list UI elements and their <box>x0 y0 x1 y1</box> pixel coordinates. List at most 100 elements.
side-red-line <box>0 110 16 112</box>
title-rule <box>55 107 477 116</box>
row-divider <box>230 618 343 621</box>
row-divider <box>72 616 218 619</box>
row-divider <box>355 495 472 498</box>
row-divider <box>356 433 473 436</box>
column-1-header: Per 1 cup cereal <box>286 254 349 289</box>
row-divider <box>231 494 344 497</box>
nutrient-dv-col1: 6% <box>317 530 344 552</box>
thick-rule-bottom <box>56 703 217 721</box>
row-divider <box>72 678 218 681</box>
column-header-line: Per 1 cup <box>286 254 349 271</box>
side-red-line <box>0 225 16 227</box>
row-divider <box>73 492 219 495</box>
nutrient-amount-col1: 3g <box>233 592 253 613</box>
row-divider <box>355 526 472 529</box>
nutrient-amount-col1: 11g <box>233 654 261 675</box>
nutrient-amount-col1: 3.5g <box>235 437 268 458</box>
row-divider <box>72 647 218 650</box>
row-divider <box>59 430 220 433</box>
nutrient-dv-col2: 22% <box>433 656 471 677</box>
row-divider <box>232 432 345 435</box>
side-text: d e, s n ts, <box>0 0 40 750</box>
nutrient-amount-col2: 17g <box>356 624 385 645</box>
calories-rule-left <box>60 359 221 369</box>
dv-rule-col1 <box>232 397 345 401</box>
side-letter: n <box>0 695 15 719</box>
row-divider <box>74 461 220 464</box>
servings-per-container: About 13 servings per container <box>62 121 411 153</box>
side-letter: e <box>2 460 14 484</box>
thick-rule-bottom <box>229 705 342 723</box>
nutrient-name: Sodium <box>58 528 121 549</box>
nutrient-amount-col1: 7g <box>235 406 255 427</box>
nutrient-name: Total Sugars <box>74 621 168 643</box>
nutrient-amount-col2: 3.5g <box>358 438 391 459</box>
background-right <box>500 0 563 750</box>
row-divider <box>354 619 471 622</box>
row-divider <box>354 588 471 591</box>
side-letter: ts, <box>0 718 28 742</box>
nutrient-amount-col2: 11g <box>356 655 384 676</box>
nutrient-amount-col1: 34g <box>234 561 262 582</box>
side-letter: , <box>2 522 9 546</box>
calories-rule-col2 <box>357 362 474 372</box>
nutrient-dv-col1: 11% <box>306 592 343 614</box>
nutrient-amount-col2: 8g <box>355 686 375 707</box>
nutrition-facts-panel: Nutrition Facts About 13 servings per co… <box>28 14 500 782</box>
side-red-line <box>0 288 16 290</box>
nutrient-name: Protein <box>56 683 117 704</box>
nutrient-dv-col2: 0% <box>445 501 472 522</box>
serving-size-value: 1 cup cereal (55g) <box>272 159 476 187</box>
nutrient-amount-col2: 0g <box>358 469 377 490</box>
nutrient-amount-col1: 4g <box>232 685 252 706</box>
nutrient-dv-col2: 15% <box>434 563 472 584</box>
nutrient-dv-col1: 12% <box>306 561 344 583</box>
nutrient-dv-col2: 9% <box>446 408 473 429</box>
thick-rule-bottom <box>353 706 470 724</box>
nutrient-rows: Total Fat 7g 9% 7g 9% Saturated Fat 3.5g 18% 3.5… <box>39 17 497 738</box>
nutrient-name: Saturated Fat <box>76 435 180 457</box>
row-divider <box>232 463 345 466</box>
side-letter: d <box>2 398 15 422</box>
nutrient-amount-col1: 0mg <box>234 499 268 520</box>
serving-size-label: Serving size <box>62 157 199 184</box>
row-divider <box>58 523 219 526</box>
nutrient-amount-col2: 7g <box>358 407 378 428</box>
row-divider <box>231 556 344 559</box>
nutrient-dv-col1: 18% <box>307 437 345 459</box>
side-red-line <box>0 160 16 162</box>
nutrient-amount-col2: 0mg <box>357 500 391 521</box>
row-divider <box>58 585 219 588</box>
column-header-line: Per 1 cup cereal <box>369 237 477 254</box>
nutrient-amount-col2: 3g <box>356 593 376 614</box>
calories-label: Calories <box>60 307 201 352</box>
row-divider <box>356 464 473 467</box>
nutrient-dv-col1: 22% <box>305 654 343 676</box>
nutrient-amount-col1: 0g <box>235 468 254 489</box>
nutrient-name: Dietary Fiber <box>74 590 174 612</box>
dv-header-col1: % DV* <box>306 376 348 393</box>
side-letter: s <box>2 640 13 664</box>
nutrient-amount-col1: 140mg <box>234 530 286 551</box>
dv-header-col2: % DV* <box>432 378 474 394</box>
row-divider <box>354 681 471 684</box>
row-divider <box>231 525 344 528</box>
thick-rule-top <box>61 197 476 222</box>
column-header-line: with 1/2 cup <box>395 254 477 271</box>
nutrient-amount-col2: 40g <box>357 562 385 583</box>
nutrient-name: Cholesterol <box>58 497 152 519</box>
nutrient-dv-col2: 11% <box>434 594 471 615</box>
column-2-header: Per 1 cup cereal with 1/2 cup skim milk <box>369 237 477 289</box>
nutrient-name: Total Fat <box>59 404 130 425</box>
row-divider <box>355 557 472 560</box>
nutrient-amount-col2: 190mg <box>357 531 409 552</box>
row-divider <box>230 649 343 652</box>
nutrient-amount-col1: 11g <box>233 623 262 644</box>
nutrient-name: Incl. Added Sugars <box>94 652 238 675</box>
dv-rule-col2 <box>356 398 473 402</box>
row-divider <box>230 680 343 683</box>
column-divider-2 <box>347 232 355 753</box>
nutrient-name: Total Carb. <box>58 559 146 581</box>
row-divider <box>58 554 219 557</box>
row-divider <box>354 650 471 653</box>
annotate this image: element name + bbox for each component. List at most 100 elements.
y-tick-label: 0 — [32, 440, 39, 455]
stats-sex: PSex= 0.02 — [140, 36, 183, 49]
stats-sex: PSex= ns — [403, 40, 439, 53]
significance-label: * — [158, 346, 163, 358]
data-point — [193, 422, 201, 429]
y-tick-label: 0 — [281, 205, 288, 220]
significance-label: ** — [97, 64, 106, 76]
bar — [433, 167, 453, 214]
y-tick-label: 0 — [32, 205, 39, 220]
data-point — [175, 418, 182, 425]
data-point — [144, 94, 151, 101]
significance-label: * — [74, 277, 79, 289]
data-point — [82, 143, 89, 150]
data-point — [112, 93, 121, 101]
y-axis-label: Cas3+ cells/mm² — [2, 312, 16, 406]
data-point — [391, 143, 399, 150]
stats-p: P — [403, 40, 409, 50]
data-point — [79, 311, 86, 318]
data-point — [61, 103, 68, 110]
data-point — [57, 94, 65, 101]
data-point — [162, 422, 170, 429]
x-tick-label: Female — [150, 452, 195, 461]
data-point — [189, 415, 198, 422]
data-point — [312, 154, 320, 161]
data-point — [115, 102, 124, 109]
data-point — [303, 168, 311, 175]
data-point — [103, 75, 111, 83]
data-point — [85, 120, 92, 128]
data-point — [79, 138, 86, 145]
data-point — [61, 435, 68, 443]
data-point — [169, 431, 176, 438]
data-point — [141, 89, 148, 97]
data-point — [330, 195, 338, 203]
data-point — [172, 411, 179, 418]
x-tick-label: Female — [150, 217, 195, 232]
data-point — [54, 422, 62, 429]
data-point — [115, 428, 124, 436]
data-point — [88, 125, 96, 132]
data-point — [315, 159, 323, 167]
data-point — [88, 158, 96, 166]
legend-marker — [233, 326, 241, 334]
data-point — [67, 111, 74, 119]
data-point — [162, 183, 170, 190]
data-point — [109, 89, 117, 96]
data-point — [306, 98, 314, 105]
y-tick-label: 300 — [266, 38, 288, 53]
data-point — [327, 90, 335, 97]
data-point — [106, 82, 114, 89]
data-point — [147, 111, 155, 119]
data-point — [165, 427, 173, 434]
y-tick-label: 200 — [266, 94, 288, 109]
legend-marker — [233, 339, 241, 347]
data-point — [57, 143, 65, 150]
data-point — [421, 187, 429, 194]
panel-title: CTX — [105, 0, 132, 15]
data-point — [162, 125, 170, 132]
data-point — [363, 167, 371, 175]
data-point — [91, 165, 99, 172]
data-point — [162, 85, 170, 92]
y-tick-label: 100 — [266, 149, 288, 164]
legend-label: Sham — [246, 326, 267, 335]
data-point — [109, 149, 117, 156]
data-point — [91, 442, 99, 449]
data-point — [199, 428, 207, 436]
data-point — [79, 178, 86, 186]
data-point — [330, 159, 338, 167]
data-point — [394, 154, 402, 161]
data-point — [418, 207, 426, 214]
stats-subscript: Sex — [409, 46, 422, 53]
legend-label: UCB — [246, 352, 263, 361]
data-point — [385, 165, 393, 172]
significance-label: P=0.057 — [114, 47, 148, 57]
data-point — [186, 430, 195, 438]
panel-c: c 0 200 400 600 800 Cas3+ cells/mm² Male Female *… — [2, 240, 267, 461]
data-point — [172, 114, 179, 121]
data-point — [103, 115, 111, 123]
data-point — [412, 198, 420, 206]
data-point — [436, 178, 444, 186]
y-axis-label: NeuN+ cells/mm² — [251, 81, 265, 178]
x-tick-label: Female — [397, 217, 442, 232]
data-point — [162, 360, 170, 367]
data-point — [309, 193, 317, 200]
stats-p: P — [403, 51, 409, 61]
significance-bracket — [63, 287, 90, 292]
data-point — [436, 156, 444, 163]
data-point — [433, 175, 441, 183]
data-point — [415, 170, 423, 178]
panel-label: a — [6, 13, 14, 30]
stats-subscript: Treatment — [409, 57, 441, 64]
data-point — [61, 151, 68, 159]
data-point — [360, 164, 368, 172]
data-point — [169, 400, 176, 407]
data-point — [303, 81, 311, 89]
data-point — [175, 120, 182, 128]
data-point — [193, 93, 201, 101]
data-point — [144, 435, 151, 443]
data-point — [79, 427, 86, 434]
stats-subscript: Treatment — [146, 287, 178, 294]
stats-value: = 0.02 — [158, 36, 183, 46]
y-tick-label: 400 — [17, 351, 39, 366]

### Exercise description
Only lines that include "thick" belong in the answer; return them from the entries above.

### Answer section
thick-rule-bottom <box>56 703 217 721</box>
thick-rule-bottom <box>229 705 342 723</box>
thick-rule-bottom <box>353 706 470 724</box>
thick-rule-top <box>61 197 476 222</box>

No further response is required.